WHAT YOU SHOULD DO: From the listing below, extract every line containing "peur".

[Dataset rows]
□ □ □ □ □ □ □

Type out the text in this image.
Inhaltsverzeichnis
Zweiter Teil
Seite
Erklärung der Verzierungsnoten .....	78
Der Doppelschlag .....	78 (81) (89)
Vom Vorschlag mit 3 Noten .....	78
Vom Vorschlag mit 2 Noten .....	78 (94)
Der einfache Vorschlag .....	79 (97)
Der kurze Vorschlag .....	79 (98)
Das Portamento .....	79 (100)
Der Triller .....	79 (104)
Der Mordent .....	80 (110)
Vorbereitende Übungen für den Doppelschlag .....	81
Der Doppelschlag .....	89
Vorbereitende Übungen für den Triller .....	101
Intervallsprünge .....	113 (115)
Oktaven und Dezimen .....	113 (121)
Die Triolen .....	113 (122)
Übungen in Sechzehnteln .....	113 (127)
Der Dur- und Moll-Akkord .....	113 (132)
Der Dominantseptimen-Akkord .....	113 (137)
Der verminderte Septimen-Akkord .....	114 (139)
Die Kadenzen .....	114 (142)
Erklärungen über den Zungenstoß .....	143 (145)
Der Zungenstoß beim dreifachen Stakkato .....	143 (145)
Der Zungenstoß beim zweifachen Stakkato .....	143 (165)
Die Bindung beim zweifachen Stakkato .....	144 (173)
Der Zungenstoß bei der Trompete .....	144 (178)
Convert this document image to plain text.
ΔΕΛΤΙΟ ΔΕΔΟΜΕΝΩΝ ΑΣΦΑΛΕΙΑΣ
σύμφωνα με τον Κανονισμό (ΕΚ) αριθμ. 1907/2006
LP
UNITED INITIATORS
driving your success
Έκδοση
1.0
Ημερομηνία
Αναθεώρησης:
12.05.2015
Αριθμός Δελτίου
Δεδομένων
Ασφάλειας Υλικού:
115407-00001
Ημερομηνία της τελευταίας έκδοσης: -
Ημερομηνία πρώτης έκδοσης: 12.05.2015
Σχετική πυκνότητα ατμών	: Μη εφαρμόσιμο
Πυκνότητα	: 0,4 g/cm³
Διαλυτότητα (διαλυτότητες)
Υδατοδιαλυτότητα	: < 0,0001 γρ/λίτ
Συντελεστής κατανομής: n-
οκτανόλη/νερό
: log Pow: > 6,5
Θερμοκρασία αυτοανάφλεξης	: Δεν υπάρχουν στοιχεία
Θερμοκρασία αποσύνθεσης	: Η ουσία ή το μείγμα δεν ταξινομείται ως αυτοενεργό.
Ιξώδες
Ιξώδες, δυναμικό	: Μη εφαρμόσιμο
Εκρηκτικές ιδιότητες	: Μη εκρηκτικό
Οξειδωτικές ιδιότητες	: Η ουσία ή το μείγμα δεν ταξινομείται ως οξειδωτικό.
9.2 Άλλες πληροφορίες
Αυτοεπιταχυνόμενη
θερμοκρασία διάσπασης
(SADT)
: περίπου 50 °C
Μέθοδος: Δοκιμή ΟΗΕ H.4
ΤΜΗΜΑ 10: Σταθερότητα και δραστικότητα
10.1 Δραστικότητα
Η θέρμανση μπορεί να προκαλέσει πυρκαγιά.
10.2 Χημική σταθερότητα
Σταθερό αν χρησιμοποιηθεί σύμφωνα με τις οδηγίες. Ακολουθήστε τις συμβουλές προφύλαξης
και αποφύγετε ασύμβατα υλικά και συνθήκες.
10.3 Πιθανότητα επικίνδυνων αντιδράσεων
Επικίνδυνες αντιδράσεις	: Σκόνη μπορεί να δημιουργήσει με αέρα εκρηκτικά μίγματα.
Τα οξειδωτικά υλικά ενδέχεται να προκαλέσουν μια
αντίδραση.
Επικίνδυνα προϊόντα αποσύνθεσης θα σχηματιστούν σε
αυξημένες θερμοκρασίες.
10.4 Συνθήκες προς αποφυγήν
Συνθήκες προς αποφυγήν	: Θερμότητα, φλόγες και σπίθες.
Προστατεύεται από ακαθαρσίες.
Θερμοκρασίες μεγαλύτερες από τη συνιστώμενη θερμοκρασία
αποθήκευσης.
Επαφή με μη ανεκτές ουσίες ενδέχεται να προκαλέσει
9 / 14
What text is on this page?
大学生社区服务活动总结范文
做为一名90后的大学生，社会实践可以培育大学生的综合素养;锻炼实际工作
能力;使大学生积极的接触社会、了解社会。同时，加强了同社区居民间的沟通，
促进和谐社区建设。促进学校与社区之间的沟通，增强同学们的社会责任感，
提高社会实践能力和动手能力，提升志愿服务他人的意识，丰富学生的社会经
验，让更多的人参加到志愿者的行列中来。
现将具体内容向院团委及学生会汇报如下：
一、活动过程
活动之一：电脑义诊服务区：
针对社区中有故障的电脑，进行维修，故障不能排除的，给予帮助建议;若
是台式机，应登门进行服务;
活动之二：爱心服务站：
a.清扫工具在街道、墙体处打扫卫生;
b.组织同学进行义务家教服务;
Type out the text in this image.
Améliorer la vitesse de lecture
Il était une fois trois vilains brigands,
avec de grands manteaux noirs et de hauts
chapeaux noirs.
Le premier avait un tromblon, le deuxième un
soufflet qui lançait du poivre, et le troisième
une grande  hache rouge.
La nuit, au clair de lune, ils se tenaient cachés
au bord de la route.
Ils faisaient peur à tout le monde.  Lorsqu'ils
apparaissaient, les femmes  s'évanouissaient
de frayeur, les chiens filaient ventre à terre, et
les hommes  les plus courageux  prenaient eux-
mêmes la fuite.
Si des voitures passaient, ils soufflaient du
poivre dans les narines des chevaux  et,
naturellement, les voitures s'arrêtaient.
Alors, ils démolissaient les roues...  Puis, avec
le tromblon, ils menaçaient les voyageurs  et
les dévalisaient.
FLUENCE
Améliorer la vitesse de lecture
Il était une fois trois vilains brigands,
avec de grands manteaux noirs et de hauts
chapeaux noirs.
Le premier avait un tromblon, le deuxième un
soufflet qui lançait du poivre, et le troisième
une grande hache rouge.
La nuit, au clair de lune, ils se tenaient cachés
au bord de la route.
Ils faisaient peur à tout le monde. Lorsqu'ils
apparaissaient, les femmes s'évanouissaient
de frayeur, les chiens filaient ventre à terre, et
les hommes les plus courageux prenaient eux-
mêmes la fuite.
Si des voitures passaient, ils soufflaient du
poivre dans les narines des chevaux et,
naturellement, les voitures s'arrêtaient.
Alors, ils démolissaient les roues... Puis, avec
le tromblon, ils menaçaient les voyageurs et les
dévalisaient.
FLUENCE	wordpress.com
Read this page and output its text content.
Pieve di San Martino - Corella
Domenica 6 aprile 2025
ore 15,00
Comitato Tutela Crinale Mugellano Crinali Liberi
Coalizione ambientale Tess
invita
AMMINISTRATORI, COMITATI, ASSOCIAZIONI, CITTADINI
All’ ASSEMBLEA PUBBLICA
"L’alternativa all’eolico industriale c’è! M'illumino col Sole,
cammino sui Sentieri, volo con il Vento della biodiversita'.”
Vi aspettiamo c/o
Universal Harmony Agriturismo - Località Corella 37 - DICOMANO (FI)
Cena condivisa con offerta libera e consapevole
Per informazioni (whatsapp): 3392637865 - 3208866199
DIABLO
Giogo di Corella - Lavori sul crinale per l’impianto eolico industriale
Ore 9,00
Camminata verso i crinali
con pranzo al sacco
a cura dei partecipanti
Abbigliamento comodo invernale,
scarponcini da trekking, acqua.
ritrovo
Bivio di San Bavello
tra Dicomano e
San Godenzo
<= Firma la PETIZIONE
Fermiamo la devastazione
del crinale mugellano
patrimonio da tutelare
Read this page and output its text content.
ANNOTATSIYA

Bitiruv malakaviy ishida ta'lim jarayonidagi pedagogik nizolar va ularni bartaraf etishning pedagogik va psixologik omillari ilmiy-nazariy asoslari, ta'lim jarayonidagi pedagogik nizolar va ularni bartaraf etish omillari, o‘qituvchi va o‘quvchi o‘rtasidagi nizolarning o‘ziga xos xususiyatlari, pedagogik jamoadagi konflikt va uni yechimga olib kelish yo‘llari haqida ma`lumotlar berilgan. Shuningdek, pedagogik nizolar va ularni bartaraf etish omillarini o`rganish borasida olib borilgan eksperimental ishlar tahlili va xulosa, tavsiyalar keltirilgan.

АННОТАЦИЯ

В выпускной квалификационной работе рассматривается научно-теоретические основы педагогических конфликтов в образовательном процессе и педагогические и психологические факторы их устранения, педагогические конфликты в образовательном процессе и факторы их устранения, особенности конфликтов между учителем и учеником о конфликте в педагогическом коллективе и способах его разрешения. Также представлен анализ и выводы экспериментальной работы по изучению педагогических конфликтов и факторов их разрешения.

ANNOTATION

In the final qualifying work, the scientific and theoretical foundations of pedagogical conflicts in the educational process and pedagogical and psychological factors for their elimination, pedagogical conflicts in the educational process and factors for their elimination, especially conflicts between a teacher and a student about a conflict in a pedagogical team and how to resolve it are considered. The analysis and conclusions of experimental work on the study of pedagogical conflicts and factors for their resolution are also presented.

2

□ □ □ □ □ □ □

WRITTEN RESPONSE:
Ils faisaient peur à tout le monde.  Lorsqu'ils
Ils faisaient peur à tout le monde. Lorsqu'ils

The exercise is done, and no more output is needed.